What is required: Locate the lines where "screenshot" occurs and copy them as they stand.

Records from a data source:
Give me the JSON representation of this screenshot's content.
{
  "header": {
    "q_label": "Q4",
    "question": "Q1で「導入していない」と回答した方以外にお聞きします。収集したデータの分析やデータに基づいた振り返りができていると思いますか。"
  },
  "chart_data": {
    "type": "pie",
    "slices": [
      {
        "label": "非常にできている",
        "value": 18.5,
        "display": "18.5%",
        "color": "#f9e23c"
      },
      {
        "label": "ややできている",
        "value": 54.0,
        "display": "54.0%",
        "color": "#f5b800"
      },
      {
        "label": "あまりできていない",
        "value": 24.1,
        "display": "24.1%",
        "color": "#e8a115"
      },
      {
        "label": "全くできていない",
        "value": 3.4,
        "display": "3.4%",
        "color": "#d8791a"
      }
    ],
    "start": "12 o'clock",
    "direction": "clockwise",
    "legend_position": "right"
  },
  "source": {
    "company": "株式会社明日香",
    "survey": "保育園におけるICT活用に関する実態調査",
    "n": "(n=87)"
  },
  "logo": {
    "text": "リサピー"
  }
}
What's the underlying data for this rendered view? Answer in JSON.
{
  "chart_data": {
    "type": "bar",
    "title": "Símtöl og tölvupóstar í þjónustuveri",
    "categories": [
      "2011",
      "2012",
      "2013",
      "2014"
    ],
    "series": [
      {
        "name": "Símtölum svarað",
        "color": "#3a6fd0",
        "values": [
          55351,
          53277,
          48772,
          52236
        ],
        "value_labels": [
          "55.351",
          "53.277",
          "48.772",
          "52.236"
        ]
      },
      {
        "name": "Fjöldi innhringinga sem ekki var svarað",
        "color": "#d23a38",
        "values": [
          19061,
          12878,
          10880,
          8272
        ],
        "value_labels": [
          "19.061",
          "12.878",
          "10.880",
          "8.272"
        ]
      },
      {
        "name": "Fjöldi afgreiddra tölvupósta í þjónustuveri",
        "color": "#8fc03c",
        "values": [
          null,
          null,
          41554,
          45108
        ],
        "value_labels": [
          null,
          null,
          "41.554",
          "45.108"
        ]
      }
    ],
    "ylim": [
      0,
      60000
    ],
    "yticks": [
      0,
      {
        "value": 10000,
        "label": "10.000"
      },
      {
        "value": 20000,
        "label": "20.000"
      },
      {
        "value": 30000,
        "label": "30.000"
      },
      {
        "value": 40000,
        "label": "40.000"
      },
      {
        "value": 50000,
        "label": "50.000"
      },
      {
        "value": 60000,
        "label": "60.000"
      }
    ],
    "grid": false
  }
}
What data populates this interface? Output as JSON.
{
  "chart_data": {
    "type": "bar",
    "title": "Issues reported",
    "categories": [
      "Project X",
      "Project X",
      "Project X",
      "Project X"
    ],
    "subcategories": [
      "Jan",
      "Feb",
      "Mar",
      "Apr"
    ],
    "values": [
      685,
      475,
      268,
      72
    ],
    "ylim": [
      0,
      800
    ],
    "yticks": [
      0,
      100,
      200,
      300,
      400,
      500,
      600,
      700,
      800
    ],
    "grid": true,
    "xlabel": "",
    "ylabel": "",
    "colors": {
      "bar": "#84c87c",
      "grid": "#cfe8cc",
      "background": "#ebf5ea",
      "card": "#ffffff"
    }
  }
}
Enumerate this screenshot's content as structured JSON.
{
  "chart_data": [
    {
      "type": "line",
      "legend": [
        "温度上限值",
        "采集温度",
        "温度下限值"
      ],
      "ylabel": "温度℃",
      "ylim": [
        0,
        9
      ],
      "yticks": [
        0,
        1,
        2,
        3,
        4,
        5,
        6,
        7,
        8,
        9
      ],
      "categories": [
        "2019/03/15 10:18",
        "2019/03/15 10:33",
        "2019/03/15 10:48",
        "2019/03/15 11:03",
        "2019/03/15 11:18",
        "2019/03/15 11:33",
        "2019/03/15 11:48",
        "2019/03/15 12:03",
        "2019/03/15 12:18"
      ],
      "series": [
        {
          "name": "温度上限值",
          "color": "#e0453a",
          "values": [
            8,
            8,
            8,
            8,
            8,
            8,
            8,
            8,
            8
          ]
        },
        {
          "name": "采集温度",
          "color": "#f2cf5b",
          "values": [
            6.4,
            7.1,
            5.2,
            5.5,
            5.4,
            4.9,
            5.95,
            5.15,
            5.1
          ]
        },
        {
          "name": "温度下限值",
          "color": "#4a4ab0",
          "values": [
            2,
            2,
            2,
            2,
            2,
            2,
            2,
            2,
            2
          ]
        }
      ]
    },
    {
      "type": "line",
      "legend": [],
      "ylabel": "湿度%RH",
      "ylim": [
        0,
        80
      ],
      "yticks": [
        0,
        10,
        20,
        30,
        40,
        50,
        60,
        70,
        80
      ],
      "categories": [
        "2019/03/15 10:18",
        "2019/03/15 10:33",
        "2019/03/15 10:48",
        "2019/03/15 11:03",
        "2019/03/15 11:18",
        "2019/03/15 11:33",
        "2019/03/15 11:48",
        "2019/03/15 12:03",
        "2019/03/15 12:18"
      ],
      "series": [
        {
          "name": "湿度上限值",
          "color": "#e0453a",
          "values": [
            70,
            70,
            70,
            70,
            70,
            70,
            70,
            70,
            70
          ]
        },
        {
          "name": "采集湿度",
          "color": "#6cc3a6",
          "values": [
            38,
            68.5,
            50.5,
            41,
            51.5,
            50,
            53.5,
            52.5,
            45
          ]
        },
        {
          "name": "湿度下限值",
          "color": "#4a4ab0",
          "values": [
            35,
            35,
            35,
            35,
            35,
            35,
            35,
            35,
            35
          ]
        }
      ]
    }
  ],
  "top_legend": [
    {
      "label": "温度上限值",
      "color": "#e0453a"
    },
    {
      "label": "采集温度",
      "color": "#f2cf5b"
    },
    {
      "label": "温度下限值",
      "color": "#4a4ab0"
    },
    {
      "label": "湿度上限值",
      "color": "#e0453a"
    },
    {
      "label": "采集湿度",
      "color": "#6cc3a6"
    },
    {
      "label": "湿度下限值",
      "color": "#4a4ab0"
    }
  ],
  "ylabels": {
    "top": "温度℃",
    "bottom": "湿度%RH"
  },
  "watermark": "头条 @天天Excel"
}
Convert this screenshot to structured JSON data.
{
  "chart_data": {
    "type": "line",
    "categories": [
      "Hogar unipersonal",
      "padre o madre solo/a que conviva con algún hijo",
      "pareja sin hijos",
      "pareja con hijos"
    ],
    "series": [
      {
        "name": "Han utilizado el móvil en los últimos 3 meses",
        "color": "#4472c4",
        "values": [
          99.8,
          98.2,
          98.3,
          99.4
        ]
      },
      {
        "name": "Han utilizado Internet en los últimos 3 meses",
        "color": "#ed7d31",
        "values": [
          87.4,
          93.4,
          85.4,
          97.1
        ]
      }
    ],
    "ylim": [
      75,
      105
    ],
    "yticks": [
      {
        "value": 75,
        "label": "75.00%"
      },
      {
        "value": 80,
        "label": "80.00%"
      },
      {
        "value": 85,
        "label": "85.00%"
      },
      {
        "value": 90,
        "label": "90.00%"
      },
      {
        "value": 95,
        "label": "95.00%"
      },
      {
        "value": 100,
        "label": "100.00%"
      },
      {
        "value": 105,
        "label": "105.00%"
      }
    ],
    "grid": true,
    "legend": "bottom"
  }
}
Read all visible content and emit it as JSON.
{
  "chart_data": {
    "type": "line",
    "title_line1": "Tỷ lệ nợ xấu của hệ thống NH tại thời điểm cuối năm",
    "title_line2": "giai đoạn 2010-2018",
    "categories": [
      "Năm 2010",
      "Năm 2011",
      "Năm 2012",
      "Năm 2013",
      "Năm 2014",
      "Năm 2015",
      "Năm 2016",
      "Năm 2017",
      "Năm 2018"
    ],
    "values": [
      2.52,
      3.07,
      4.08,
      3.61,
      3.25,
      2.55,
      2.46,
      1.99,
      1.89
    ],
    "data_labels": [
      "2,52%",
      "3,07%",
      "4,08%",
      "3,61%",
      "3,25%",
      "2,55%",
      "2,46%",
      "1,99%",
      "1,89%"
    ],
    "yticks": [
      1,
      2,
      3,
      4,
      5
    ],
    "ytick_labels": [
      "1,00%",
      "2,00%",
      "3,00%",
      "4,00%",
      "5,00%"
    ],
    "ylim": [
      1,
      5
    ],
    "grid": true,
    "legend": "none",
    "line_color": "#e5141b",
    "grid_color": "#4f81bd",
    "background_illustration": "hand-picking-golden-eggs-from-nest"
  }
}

Solution to this task:
Give me the JSON representation of this screenshot's content.
Enumerate this screenshot's content as structured JSON.
Convert this screenshot to structured JSON data.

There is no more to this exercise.